━━━━━ Information supplied ━━━━━

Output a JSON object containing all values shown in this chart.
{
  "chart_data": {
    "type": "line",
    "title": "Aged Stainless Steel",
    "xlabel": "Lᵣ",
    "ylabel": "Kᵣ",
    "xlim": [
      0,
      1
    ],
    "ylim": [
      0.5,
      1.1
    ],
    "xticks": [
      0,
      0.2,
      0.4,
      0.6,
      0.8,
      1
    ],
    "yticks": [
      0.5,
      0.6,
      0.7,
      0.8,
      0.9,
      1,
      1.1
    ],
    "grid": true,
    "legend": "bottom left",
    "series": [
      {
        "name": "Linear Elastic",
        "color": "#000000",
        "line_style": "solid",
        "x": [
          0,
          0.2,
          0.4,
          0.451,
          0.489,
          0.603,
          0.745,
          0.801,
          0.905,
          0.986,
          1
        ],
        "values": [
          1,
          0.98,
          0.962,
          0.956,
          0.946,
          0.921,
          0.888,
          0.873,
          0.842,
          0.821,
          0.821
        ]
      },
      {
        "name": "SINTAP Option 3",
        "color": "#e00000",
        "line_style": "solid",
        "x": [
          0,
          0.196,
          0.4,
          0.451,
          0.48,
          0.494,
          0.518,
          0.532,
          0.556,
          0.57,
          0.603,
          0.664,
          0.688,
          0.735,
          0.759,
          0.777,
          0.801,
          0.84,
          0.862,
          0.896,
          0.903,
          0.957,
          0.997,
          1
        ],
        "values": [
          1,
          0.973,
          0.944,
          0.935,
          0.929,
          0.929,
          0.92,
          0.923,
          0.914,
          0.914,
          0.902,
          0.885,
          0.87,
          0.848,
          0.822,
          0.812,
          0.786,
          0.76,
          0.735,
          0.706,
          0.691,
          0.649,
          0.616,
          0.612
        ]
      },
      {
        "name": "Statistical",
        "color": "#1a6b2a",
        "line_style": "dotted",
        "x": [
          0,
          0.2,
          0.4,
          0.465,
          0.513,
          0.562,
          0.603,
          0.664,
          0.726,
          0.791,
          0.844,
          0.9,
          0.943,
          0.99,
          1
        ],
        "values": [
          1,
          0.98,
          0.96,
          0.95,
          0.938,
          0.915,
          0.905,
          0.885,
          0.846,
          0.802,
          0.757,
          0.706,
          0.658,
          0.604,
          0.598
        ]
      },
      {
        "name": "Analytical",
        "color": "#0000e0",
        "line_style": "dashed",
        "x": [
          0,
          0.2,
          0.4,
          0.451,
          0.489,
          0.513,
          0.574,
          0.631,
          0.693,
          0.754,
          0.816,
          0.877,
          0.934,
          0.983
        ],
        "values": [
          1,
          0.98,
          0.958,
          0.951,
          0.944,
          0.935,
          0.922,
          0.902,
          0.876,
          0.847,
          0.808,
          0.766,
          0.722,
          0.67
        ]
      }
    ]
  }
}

━━━━━

Exercise details: Out of the preceding entries, pull every line containing the string "color".

Solution for this exercise:
        "color": "#000000",
        "color": "#e00000",
        "color": "#1a6b2a",
        "color": "#0000e0",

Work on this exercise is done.